*YOUR TASK*
List all lines of the data that include the string "stunted".

*SOURCE MATERIAL*
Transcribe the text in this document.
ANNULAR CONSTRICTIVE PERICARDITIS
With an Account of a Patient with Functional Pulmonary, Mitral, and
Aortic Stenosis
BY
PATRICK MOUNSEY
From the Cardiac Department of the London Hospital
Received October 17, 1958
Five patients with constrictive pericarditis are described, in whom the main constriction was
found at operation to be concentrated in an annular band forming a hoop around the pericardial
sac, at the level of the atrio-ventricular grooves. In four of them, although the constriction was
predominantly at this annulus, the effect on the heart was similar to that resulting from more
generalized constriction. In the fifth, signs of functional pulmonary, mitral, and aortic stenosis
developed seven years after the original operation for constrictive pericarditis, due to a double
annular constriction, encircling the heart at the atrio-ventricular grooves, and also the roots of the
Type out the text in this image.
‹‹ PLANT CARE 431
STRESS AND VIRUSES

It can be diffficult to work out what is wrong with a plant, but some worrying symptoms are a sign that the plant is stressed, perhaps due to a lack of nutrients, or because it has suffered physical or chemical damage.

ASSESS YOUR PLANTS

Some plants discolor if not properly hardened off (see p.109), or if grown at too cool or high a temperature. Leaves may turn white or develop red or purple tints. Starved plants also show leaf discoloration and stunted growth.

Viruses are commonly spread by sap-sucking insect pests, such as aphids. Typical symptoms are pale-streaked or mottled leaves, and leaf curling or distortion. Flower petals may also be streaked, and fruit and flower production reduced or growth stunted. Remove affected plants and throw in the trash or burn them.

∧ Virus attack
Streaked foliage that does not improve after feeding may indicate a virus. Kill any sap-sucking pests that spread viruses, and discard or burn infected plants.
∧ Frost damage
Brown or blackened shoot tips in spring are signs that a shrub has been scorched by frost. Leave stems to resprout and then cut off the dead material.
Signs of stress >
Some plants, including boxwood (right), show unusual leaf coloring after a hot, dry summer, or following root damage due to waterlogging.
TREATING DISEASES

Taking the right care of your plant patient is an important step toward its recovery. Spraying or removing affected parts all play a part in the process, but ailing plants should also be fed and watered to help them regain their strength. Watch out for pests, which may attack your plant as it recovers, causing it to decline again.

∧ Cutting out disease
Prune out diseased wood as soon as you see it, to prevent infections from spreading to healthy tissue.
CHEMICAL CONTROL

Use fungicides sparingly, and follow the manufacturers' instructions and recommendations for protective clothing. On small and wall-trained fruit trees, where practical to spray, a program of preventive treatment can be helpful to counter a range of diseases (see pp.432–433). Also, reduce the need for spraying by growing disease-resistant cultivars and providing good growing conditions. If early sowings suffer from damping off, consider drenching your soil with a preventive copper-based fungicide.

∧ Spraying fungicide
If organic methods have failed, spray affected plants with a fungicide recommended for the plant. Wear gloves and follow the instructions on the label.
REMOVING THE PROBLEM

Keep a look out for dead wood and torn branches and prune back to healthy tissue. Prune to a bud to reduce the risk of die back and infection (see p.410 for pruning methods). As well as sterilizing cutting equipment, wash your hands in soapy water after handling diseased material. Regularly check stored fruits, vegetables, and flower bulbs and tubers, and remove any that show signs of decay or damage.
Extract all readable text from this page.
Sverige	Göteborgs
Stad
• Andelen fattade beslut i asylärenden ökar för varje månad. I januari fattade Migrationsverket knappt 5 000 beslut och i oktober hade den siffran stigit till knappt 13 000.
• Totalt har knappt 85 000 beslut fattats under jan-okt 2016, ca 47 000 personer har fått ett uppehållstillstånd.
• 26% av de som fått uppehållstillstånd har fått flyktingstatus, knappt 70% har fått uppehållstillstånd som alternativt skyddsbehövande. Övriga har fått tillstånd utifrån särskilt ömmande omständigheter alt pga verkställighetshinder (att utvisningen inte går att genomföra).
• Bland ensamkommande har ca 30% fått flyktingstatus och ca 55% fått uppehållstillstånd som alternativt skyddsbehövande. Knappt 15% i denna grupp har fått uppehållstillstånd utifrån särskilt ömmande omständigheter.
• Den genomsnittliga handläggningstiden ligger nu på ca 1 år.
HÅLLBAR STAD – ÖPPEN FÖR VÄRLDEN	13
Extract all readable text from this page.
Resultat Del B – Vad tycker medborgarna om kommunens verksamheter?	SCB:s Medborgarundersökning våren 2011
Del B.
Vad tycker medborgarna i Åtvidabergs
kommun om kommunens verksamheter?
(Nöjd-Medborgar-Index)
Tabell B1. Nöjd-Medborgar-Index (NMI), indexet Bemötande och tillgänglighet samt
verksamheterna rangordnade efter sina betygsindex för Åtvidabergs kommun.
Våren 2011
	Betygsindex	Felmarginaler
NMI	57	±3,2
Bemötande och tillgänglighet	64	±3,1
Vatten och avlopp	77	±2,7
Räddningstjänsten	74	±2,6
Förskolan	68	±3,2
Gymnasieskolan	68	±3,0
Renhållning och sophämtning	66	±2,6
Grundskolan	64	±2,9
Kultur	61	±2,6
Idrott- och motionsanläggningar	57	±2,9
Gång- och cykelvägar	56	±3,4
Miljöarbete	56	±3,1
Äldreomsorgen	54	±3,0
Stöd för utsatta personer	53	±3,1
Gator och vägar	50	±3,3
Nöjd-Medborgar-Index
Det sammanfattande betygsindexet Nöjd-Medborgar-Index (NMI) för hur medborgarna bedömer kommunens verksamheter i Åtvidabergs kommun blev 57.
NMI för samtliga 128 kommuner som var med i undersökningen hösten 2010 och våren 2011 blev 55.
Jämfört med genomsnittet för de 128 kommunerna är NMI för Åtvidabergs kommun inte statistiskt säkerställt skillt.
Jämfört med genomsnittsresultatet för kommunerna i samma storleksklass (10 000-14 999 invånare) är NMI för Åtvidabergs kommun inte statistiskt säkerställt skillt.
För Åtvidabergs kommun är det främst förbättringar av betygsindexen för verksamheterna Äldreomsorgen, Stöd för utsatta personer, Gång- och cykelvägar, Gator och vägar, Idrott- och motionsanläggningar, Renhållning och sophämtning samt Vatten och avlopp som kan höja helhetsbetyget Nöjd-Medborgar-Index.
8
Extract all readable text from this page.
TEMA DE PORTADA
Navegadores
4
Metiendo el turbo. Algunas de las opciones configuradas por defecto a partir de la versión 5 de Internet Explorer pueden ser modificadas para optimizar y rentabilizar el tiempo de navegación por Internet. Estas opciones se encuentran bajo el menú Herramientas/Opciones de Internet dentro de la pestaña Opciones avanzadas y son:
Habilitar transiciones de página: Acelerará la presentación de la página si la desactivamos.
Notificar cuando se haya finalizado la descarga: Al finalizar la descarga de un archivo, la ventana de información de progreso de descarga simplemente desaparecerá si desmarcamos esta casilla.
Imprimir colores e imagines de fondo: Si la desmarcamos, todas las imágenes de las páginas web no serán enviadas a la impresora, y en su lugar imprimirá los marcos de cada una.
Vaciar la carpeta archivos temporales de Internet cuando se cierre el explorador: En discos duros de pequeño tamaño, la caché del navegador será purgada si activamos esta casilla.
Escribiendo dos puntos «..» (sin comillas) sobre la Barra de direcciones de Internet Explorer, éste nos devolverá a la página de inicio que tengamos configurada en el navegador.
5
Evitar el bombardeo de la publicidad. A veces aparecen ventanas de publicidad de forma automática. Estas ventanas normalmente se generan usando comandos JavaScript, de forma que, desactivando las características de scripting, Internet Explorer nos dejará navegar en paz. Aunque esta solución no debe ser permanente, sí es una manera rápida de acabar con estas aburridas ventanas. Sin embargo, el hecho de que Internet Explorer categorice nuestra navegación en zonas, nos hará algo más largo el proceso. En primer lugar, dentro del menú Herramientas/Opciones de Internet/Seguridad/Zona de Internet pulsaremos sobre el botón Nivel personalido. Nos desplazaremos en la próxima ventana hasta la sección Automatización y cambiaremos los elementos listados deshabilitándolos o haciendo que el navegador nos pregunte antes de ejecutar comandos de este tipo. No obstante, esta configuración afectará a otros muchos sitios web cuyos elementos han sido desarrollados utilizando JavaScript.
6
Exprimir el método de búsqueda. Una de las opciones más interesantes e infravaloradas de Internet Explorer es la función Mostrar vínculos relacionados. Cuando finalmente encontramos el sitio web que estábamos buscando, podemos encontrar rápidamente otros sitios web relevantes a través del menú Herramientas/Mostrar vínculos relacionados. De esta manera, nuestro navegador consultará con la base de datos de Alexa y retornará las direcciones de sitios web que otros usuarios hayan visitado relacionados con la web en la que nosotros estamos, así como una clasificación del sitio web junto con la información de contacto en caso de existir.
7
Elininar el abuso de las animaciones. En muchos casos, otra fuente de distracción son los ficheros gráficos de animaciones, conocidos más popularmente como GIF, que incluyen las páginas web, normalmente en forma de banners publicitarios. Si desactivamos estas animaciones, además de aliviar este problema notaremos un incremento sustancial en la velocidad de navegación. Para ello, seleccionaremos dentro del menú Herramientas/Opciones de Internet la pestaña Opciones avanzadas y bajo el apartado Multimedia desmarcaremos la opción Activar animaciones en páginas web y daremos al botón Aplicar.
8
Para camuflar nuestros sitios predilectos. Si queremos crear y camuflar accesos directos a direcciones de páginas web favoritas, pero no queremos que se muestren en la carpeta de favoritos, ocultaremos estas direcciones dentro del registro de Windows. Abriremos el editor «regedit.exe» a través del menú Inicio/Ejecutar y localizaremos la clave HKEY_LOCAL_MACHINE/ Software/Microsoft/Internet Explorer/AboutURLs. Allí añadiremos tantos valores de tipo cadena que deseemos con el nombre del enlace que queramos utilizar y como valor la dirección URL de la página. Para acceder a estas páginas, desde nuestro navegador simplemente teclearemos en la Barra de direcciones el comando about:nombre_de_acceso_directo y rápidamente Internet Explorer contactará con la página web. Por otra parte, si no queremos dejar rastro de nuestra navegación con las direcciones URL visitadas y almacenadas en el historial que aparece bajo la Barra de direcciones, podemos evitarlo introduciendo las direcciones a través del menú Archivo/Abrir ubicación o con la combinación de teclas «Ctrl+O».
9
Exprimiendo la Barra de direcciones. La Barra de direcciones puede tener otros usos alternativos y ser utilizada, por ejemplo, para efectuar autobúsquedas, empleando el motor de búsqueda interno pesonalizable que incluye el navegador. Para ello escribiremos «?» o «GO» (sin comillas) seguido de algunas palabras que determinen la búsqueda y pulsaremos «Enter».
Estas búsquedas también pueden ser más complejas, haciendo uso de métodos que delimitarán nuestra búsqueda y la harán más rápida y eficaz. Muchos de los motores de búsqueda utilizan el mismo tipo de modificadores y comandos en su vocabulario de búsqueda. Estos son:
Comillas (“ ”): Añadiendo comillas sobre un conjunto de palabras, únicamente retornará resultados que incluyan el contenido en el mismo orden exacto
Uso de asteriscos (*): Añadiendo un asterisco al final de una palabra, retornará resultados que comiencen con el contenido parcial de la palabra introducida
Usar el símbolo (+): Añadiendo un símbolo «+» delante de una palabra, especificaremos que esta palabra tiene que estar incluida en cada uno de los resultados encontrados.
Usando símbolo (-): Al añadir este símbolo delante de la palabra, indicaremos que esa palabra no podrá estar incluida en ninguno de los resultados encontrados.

*EXERCISE OUTPUT*
Some plants discolor if not properly hardened off (see p.109), or if grown at too cool or high a temperature. Leaves may turn white or develop red or purple tints. Starved plants also show leaf discoloration and stunted growth.
Viruses are commonly spread by sap-sucking insect pests, such as aphids. Typical symptoms are pale-streaked or mottled leaves, and leaf curling or distortion. Flower petals may also be streaked, and fruit and flower production reduced or growth stunted. Remove affected plants and throw in the trash or burn them.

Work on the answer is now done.